* Work to complete *
Sort through the entries below and pull out lines containing the word "JSON".

··· Dataset excerpts

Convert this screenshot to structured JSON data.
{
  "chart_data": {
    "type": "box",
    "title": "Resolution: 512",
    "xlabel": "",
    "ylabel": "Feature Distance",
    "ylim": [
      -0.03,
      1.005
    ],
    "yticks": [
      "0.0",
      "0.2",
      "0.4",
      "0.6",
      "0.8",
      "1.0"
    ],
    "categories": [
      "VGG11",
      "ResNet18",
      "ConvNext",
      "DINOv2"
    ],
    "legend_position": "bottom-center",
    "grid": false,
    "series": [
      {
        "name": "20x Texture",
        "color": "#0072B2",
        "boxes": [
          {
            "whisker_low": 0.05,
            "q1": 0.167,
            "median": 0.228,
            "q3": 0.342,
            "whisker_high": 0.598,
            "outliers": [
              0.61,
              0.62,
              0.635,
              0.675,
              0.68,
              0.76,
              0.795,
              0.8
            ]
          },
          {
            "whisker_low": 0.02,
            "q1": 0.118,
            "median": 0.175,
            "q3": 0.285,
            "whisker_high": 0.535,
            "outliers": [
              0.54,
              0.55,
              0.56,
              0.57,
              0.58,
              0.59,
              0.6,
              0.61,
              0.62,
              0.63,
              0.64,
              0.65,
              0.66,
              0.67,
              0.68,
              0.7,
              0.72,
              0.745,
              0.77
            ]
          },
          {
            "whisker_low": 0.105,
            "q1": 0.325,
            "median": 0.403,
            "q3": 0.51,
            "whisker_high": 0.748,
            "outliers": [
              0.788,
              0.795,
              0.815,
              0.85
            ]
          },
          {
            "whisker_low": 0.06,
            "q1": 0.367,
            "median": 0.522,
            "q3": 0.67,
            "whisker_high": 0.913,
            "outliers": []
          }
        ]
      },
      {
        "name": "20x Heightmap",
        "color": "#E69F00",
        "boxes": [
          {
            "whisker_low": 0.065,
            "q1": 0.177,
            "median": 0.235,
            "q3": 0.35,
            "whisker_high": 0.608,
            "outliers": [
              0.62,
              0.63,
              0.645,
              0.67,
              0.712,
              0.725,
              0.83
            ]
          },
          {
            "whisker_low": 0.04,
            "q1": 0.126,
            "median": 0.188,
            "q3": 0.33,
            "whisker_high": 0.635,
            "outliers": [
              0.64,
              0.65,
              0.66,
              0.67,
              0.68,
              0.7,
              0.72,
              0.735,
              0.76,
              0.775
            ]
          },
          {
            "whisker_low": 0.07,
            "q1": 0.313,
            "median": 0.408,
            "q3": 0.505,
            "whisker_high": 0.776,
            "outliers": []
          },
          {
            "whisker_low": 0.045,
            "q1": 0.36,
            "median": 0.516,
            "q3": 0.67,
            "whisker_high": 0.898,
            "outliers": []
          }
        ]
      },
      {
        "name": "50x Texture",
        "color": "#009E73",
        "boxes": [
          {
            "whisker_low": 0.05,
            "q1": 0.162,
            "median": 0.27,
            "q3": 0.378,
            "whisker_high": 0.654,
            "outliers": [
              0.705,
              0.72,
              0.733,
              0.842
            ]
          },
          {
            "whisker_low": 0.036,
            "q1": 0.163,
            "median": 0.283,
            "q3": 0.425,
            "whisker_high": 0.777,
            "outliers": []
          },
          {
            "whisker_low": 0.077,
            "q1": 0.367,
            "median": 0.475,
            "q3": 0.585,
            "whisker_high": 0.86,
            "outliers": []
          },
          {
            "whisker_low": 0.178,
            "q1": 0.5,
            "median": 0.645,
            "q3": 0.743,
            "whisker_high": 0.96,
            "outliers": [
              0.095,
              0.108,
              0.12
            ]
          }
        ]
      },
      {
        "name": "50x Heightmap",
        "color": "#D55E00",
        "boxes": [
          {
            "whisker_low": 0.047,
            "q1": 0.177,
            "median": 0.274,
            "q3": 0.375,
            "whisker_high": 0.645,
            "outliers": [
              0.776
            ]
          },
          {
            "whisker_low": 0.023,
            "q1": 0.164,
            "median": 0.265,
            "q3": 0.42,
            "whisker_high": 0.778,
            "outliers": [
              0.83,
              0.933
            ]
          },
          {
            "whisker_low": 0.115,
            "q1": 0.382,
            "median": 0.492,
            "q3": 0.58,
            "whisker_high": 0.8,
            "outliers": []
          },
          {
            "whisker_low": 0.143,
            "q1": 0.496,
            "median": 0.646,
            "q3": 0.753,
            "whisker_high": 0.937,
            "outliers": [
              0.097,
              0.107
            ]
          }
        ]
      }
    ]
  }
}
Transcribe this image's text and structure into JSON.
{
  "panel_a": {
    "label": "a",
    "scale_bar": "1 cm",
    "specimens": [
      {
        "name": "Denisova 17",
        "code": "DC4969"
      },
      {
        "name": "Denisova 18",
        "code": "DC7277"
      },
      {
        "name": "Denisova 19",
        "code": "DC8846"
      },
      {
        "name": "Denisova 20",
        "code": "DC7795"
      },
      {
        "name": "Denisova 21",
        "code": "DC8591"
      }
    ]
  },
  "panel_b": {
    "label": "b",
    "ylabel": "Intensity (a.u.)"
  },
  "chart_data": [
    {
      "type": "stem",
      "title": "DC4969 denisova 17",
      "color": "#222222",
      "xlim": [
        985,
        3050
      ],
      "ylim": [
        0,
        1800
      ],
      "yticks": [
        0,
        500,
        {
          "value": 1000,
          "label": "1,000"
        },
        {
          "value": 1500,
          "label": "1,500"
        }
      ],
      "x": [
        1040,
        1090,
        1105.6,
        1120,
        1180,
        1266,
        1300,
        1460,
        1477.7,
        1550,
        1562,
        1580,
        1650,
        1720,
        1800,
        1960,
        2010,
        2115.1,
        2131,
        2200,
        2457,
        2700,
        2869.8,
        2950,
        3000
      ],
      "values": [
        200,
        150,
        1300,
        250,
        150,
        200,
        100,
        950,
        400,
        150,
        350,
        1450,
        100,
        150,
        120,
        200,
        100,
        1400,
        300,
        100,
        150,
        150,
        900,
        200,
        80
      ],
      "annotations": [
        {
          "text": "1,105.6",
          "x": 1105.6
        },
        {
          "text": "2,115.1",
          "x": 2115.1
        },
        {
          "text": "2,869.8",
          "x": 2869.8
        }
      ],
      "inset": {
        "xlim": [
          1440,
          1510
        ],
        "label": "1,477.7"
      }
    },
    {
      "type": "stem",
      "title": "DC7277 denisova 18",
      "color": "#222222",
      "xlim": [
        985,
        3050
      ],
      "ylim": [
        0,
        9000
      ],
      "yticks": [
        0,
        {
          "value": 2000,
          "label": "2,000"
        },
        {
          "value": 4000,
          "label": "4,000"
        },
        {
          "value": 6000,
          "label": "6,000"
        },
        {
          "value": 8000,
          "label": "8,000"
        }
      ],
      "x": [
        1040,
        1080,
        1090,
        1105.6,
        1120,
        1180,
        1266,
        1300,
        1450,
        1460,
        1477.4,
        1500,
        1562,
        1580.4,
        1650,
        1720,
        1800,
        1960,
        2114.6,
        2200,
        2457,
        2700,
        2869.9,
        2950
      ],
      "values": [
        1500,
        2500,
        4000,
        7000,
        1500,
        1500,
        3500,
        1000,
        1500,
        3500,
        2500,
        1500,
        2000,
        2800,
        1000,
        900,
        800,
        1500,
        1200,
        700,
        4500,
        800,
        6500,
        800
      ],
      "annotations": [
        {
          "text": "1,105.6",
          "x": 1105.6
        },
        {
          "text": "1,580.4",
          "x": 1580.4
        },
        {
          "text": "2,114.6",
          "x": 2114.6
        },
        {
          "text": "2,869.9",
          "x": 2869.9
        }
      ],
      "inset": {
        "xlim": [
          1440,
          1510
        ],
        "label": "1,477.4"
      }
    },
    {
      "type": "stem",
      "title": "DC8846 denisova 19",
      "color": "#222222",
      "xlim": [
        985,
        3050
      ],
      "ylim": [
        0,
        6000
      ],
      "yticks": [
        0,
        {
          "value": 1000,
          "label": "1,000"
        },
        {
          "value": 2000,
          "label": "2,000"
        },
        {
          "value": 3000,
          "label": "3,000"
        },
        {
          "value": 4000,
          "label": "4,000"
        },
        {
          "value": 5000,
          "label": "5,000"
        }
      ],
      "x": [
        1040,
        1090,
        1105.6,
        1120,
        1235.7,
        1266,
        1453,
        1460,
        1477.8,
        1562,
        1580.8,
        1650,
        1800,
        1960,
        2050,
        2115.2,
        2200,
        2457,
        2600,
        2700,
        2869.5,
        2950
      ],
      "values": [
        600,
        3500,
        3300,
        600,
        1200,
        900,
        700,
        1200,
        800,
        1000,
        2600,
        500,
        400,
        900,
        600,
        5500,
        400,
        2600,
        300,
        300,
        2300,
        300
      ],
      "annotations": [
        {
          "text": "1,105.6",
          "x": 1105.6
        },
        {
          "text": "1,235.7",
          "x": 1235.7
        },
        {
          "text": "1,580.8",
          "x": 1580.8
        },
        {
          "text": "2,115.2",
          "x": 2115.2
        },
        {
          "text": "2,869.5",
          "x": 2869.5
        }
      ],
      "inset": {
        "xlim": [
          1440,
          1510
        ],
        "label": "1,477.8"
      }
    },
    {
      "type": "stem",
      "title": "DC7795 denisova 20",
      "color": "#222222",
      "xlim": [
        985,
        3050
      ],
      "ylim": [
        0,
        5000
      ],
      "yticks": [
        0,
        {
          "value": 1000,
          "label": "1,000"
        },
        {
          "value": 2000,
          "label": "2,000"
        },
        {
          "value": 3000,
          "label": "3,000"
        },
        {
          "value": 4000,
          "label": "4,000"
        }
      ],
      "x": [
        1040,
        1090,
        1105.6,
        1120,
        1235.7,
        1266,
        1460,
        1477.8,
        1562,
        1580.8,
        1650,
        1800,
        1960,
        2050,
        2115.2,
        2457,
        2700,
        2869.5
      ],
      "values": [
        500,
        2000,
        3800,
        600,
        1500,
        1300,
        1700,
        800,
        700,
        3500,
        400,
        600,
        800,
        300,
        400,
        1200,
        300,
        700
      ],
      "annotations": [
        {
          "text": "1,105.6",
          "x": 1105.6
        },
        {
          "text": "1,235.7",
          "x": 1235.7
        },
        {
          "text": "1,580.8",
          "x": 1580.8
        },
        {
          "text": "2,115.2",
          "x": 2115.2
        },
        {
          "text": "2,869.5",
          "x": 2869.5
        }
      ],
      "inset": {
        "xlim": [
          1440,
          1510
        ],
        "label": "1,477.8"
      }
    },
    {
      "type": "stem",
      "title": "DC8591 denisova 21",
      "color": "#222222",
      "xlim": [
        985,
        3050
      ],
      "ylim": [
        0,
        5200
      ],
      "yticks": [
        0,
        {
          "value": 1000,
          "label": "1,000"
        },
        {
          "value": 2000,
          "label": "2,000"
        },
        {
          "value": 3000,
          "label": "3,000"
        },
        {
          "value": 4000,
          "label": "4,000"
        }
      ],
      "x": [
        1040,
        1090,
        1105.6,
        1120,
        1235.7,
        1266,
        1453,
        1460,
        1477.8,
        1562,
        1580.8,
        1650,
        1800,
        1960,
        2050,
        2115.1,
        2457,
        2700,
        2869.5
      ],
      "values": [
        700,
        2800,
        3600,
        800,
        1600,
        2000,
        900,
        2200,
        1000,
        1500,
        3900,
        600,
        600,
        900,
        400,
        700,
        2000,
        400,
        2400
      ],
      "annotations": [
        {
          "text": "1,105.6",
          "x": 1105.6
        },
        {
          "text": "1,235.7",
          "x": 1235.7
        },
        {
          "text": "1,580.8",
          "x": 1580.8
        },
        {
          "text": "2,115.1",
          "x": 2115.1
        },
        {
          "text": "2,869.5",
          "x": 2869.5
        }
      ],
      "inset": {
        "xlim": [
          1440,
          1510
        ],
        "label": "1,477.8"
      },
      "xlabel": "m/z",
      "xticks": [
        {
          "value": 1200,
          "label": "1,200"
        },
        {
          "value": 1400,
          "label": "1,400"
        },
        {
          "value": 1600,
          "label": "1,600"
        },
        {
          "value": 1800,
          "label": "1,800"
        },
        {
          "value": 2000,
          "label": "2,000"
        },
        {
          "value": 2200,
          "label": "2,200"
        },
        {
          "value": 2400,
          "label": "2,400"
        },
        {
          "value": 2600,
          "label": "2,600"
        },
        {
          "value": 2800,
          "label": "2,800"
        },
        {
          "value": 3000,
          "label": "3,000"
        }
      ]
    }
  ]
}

······

* Task answer *
Convert this screenshot to structured JSON data.
Transcribe this image's text and structure into JSON.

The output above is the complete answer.